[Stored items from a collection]
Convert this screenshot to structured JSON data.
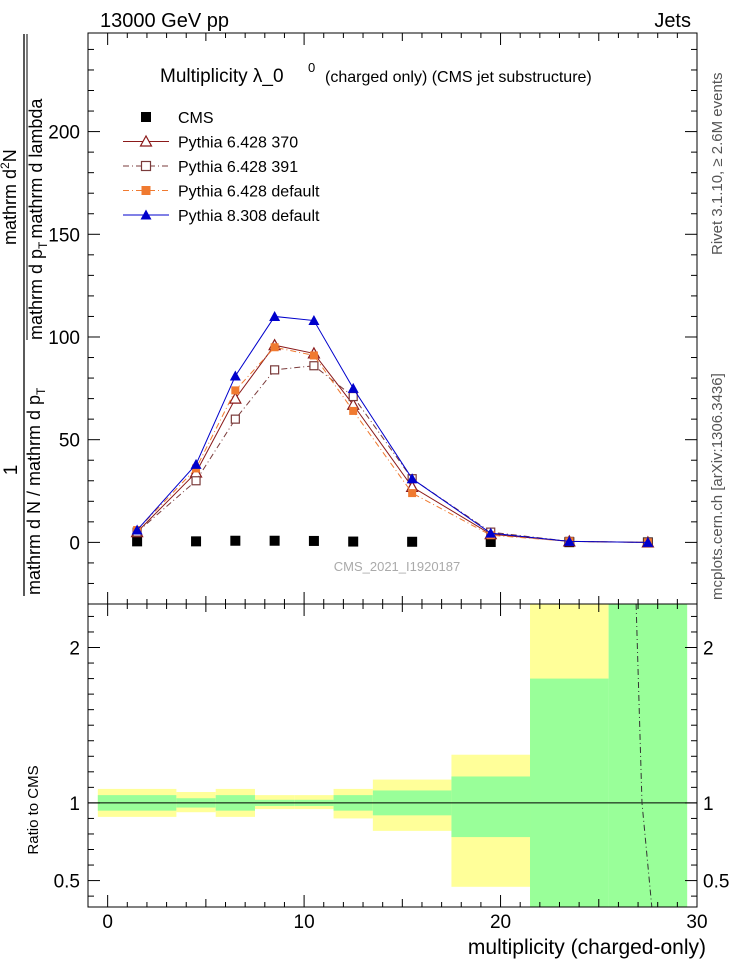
{
  "header": {
    "left": "13000 GeV pp",
    "right": "Jets"
  },
  "side_labels": {
    "rivet": "Rivet 3.1.10, ≥ 2.6M events",
    "mcplots": "mcplots.cern.ch [arXiv:1306.3436]"
  },
  "watermark": "CMS_2021_I1920187",
  "chart_data": [
    {
      "type": "line",
      "title_main": "Multiplicity  λ_0",
      "title_sup": "0",
      "title_rest": "(charged only) (CMS jet substructure)",
      "ylabel_prefix": "1",
      "ylabel_den": "mathrm d N / mathrm d p",
      "ylabel_den_sub": "T",
      "ylabel_num": "mathrm d",
      "ylabel_num_sup": "2",
      "ylabel_num_rest": "N",
      "ylabel_num_den": "mathrm d p",
      "ylabel_num_den_sub": "T",
      "ylabel_num_den_rest": "mathrm d lambda",
      "xlim": [
        -1,
        30
      ],
      "ylim": [
        -30,
        248
      ],
      "y_ticks": [
        0,
        50,
        100,
        150,
        200
      ],
      "y_tick_labels": [
        "0",
        "50",
        "100",
        "150",
        "200"
      ],
      "legend_placement": "top-left",
      "series": [
        {
          "name": "CMS",
          "color": "#000000",
          "marker": "square-filled",
          "line": "none",
          "x": [
            1.5,
            4.5,
            6.5,
            8.5,
            10.5,
            12.5,
            15.5,
            19.5,
            23.5,
            27.5
          ],
          "y": [
            0.5,
            0.5,
            0.8,
            0.8,
            0.7,
            0.4,
            0.3,
            0.2,
            0.1,
            0.0
          ]
        },
        {
          "name": "Pythia 6.428 370",
          "color": "#8b1a1a",
          "marker": "triangle-open",
          "line": "solid",
          "x": [
            1.5,
            4.5,
            6.5,
            8.5,
            10.5,
            12.5,
            15.5,
            19.5,
            23.5,
            27.5
          ],
          "y": [
            5,
            34,
            70,
            96,
            92,
            67,
            27,
            4,
            0.5,
            0
          ]
        },
        {
          "name": "Pythia 6.428 391",
          "color": "#7a3b3b",
          "marker": "square-open",
          "line": "dashdot",
          "x": [
            1.5,
            4.5,
            6.5,
            8.5,
            10.5,
            12.5,
            15.5,
            19.5,
            23.5,
            27.5
          ],
          "y": [
            5,
            30,
            60,
            84,
            86,
            71,
            31,
            5,
            0.5,
            0
          ]
        },
        {
          "name": "Pythia 6.428 default",
          "color": "#f07a30",
          "marker": "square-filled",
          "line": "dashdot",
          "x": [
            1.5,
            4.5,
            6.5,
            8.5,
            10.5,
            12.5,
            15.5,
            19.5,
            23.5,
            27.5
          ],
          "y": [
            6,
            36,
            74,
            95,
            91,
            64,
            24,
            3.5,
            0.5,
            0
          ]
        },
        {
          "name": "Pythia 8.308 default",
          "color": "#0000cc",
          "marker": "triangle-filled",
          "line": "solid",
          "x": [
            1.5,
            4.5,
            6.5,
            8.5,
            10.5,
            12.5,
            15.5,
            19.5,
            23.5,
            27.5
          ],
          "y": [
            6,
            38,
            81,
            110,
            108,
            75,
            31,
            4.5,
            0.5,
            0
          ]
        }
      ]
    },
    {
      "type": "area",
      "ylabel": "Ratio to CMS",
      "xlabel": "multiplicity (charged-only)",
      "xlim": [
        -1,
        30
      ],
      "ylim": [
        0.33,
        2.28
      ],
      "x_ticks": [
        0,
        10,
        20,
        30
      ],
      "x_tick_labels": [
        "0",
        "10",
        "20",
        "30"
      ],
      "y_ticks": [
        0.5,
        1,
        2
      ],
      "y_tick_labels": [
        "0.5",
        "1",
        "2"
      ],
      "reference_line": 1,
      "bands": [
        {
          "x0": -0.5,
          "x1": 3.5,
          "yellow": [
            0.91,
            1.09
          ],
          "green": [
            0.95,
            1.05
          ]
        },
        {
          "x0": 3.5,
          "x1": 5.5,
          "yellow": [
            0.94,
            1.07
          ],
          "green": [
            0.97,
            1.03
          ]
        },
        {
          "x0": 5.5,
          "x1": 7.5,
          "yellow": [
            0.91,
            1.09
          ],
          "green": [
            0.95,
            1.05
          ]
        },
        {
          "x0": 7.5,
          "x1": 9.5,
          "yellow": [
            0.96,
            1.05
          ],
          "green": [
            0.98,
            1.02
          ]
        },
        {
          "x0": 9.5,
          "x1": 11.5,
          "yellow": [
            0.96,
            1.05
          ],
          "green": [
            0.98,
            1.02
          ]
        },
        {
          "x0": 11.5,
          "x1": 13.5,
          "yellow": [
            0.9,
            1.09
          ],
          "green": [
            0.95,
            1.05
          ]
        },
        {
          "x0": 13.5,
          "x1": 17.5,
          "yellow": [
            0.82,
            1.15
          ],
          "green": [
            0.92,
            1.08
          ]
        },
        {
          "x0": 17.5,
          "x1": 21.5,
          "yellow": [
            0.46,
            1.31
          ],
          "green": [
            0.78,
            1.17
          ]
        },
        {
          "x0": 21.5,
          "x1": 25.5,
          "yellow": [
            0.33,
            2.28
          ],
          "green": [
            0.33,
            1.8
          ]
        },
        {
          "x0": 25.5,
          "x1": 29.5,
          "yellow": null,
          "green": [
            0.33,
            2.28
          ]
        }
      ],
      "ratio_line": {
        "x": [
          26.9,
          27.2,
          27.7
        ],
        "y": [
          2.28,
          1.0,
          0.33
        ]
      }
    }
  ]
}
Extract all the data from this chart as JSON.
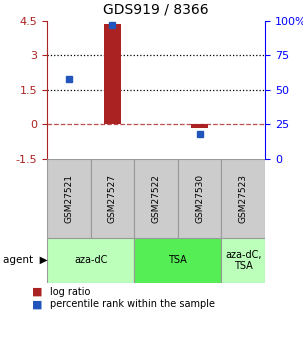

● Exercise
Transcribe the records above exactly as they appear, leaving out any pictures.

● The answer
Convert this screenshot to structured JSON data.
{
  "header": {
    "left": "13000 GeV pp",
    "right": "Jets"
  },
  "side_labels": {
    "rivet": "Rivet 3.1.10, ≥ 2.6M events",
    "mcplots": "mcplots.cern.ch [arXiv:1306.3436]"
  },
  "watermark": "CMS_2021_I1920187",
  "chart_data": [
    {
      "type": "line",
      "title_main": "Multiplicity  λ_0",
      "title_sup": "0",
      "title_rest": "(charged only) (CMS jet substructure)",
      "ylabel_prefix": "1",
      "ylabel_den": "mathrm d N / mathrm d p",
      "ylabel_den_sub": "T",
      "ylabel_num": "mathrm d",
      "ylabel_num_sup": "2",
      "ylabel_num_rest": "N",
      "ylabel_num_den": "mathrm d p",
      "ylabel_num_den_sub": "T",
      "ylabel_num_den_rest": "mathrm d lambda",
      "xlim": [
        -1,
        30
      ],
      "ylim": [
        -30,
        248
      ],
      "y_ticks": [
        0,
        50,
        100,
        150,
        200
      ],
      "y_tick_labels": [
        "0",
        "50",
        "100",
        "150",
        "200"
      ],
      "legend_placement": "top-left",
      "series": [
        {
          "name": "CMS",
          "color": "#000000",
          "marker": "square-filled",
          "line": "none",
          "x": [
            1.5,
            4.5,
            6.5,
            8.5,
            10.5,
            12.5,
            15.5,
            19.5,
            23.5,
            27.5
          ],
          "y": [
            0.5,
            0.5,
            0.8,
            0.8,
            0.7,
            0.4,
            0.3,
            0.2,
            0.1,
            0.0
          ]
        },
        {
          "name": "Pythia 6.428 370",
          "color": "#8b1a1a",
          "marker": "triangle-open",
          "line": "solid",
          "x": [
            1.5,
            4.5,
            6.5,
            8.5,
            10.5,
            12.5,
            15.5,
            19.5,
            23.5,
            27.5
          ],
          "y": [
            5,
            34,
            70,
            96,
            92,
            67,
            27,
            4,
            0.5,
            0
          ]
        },
        {
          "name": "Pythia 6.428 391",
          "color": "#7a3b3b",
          "marker": "square-open",
          "line": "dashdot",
          "x": [
            1.5,
            4.5,
            6.5,
            8.5,
            10.5,
            12.5,
            15.5,
            19.5,
            23.5,
            27.5
          ],
          "y": [
            5,
            30,
            60,
            84,
            86,
            71,
            31,
            5,
            0.5,
            0
          ]
        },
        {
          "name": "Pythia 6.428 default",
          "color": "#f07a30",
          "marker": "square-filled",
          "line": "dashdot",
          "x": [
            1.5,
            4.5,
            6.5,
            8.5,
            10.5,
            12.5,
            15.5,
            19.5,
            23.5,
            27.5
          ],
          "y": [
            6,
            36,
            74,
            95,
            91,
            64,
            24,
            3.5,
            0.5,
            0
          ]
        },
        {
          "name": "Pythia 8.308 default",
          "color": "#0000cc",
          "marker": "triangle-filled",
          "line": "solid",
          "x": [
            1.5,
            4.5,
            6.5,
            8.5,
            10.5,
            12.5,
            15.5,
            19.5,
            23.5,
            27.5
          ],
          "y": [
            6,
            38,
            81,
            110,
            108,
            75,
            31,
            4.5,
            0.5,
            0
          ]
        }
      ]
    },
    {
      "type": "area",
      "ylabel": "Ratio to CMS",
      "xlabel": "multiplicity (charged-only)",
      "xlim": [
        -1,
        30
      ],
      "ylim": [
        0.33,
        2.28
      ],
      "x_ticks": [
        0,
        10,
        20,
        30
      ],
      "x_tick_labels": [
        "0",
        "10",
        "20",
        "30"
      ],
      "y_ticks": [
        0.5,
        1,
        2
      ],
      "y_tick_labels": [
        "0.5",
        "1",
        "2"
      ],
      "reference_line": 1,
      "bands": [
        {
          "x0": -0.5,
          "x1": 3.5,
          "yellow": [
            0.91,
            1.09
          ],
          "green": [
            0.95,
            1.05
          ]
        },
        {
          "x0": 3.5,
          "x1": 5.5,
          "yellow": [
            0.94,
            1.07
          ],
          "green": [
            0.97,
            1.03
          ]
        },
        {
          "x0": 5.5,
          "x1": 7.5,
          "yellow": [
            0.91,
            1.09
          ],
          "green": [
            0.95,
            1.05
          ]
        },
        {
          "x0": 7.5,
          "x1": 9.5,
          "yellow": [
            0.96,
            1.05
          ],
          "green": [
            0.98,
            1.02
          ]
        },
        {
          "x0": 9.5,
          "x1": 11.5,
          "yellow": [
            0.96,
            1.05
          ],
          "green": [
            0.98,
            1.02
          ]
        },
        {
          "x0": 11.5,
          "x1": 13.5,
          "yellow": [
            0.9,
            1.09
          ],
          "green": [
            0.95,
            1.05
          ]
        },
        {
          "x0": 13.5,
          "x1": 17.5,
          "yellow": [
            0.82,
            1.15
          ],
          "green": [
            0.92,
            1.08
          ]
        },
        {
          "x0": 17.5,
          "x1": 21.5,
          "yellow": [
            0.46,
            1.31
          ],
          "green": [
            0.78,
            1.17
          ]
        },
        {
          "x0": 21.5,
          "x1": 25.5,
          "yellow": [
            0.33,
            2.28
          ],
          "green": [
            0.33,
            1.8
          ]
        },
        {
          "x0": 25.5,
          "x1": 29.5,
          "yellow": null,
          "green": [
            0.33,
            2.28
          ]
        }
      ],
      "ratio_line": {
        "x": [
          26.9,
          27.2,
          27.7
        ],
        "y": [
          2.28,
          1.0,
          0.33
        ]
      }
    }
  ]
}
Extract all the data from this chart as JSON.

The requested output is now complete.